— start of Input rows —

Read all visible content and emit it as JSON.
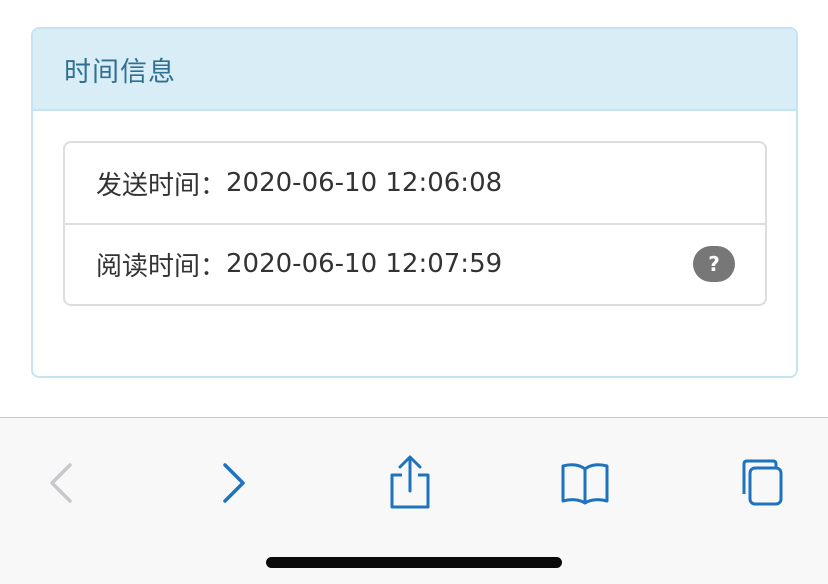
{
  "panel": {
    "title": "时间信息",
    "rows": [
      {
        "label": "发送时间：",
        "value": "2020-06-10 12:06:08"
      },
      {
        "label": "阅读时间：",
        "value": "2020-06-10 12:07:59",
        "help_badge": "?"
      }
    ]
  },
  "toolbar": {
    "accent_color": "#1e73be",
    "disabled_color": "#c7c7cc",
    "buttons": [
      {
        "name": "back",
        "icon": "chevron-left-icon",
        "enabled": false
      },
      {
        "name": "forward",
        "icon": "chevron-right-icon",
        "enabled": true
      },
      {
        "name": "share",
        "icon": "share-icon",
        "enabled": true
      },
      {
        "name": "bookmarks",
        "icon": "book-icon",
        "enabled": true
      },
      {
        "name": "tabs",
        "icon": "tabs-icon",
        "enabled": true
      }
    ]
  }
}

— end of Input rows —

• _What you are asked to do_
Transcribe all the data word for word; the images stay out.

• _Solution for this task_
Read all visible content and emit it as JSON.
{
  "panel": {
    "title": "时间信息",
    "rows": [
      {
        "label": "发送时间：",
        "value": "2020-06-10 12:06:08"
      },
      {
        "label": "阅读时间：",
        "value": "2020-06-10 12:07:59",
        "help_badge": "?"
      }
    ]
  },
  "toolbar": {
    "accent_color": "#1e73be",
    "disabled_color": "#c7c7cc",
    "buttons": [
      {
        "name": "back",
        "icon": "chevron-left-icon",
        "enabled": false
      },
      {
        "name": "forward",
        "icon": "chevron-right-icon",
        "enabled": true
      },
      {
        "name": "share",
        "icon": "share-icon",
        "enabled": true
      },
      {
        "name": "bookmarks",
        "icon": "book-icon",
        "enabled": true
      },
      {
        "name": "tabs",
        "icon": "tabs-icon",
        "enabled": true
      }
    ]
  }
}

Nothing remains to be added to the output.